Set exercise
Below are some records. Copy every line in them that holds "grid".

Dataset records
-- -- --
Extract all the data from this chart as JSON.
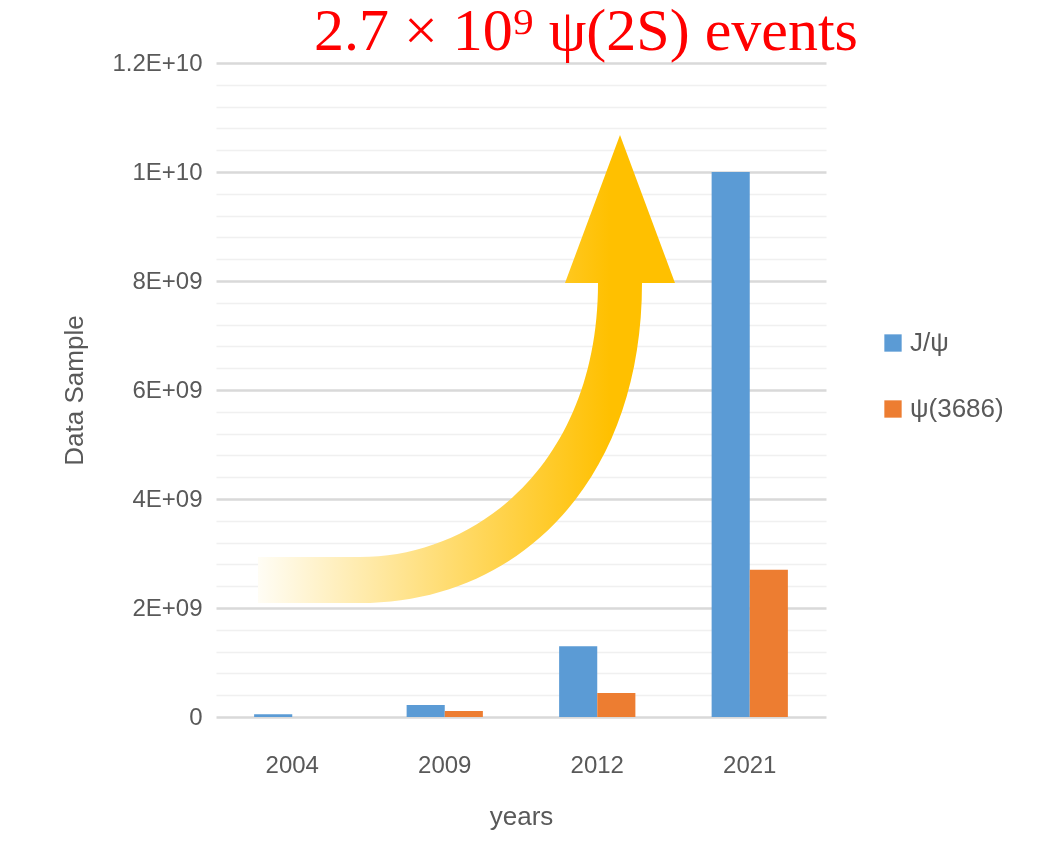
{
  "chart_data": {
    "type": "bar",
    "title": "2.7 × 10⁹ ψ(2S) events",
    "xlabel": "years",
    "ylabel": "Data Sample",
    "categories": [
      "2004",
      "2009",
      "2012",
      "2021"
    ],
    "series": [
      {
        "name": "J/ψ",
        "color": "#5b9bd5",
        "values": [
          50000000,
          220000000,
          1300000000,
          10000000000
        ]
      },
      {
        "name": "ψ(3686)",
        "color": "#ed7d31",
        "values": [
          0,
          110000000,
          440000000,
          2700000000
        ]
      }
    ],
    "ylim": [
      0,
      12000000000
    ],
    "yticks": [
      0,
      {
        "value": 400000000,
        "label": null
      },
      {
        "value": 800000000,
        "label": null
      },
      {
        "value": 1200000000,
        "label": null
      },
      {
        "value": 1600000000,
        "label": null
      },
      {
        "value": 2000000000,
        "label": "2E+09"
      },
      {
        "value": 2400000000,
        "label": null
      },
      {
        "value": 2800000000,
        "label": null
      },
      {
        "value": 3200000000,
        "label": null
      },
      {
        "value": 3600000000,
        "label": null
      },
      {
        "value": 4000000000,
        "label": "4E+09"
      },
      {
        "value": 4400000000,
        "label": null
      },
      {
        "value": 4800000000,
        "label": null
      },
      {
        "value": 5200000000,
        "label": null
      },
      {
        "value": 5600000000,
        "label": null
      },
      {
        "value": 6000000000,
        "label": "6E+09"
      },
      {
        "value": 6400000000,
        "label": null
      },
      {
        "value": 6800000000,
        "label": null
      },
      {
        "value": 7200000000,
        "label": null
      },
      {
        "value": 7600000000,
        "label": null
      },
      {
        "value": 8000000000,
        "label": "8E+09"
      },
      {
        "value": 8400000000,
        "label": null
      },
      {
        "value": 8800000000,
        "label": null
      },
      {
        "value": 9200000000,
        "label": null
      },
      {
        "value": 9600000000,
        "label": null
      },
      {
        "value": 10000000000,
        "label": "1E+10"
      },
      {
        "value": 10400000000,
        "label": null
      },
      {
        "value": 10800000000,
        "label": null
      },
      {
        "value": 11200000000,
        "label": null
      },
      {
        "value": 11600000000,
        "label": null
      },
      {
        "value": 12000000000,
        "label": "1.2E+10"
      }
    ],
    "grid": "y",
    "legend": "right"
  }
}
-- -- --
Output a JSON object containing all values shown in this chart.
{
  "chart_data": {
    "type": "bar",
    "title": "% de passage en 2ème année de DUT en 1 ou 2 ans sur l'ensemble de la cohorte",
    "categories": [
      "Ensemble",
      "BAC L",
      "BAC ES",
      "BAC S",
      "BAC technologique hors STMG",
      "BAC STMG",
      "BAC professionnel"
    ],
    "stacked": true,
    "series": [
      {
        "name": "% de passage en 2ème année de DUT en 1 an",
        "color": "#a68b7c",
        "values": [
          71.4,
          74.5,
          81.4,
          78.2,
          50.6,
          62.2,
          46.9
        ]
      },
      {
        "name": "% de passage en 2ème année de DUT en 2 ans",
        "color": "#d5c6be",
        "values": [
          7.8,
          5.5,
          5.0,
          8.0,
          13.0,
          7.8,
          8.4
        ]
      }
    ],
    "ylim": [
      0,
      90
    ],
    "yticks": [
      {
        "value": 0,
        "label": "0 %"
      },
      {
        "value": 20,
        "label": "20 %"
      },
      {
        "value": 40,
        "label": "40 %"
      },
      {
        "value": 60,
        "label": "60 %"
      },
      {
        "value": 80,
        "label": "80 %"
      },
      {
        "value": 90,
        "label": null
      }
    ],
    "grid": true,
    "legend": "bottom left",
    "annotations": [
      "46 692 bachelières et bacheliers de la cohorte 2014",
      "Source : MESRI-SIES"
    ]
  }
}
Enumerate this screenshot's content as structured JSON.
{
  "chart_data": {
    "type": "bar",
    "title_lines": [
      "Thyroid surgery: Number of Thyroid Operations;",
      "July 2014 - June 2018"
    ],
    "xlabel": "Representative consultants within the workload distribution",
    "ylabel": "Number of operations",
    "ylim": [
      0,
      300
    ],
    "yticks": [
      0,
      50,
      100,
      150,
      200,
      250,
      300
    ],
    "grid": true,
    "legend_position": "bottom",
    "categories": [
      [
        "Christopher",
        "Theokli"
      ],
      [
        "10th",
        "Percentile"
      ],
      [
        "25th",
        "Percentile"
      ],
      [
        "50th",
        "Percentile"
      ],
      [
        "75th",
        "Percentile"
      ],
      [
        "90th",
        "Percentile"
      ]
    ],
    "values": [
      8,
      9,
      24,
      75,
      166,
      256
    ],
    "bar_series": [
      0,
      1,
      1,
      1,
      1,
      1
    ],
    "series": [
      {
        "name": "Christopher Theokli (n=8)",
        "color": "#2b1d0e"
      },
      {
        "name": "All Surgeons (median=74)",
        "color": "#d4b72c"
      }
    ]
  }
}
-- -- --
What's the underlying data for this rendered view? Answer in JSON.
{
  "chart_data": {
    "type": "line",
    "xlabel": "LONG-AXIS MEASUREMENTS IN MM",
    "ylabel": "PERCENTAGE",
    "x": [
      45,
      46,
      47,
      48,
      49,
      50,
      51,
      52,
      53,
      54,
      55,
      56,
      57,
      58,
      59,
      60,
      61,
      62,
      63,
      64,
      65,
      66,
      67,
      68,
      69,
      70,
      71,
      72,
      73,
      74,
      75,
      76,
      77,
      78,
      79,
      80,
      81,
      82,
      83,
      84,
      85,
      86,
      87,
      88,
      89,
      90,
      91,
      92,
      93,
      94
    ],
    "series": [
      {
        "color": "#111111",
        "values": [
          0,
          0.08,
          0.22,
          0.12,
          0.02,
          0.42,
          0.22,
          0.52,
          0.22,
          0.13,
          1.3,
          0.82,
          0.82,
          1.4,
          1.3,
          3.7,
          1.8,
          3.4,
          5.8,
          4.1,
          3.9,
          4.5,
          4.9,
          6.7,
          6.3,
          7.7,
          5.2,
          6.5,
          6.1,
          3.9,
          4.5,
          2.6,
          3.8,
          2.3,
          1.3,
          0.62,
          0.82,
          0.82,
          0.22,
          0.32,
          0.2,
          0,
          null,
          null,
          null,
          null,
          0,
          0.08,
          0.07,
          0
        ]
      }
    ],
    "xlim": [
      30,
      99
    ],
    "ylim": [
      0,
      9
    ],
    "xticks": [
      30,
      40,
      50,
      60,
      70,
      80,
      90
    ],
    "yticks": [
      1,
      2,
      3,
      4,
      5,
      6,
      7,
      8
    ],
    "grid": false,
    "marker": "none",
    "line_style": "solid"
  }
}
-- -- --
Exercise response
    "grid": "y",
    "grid": true,
    "grid": true,
    "grid": false,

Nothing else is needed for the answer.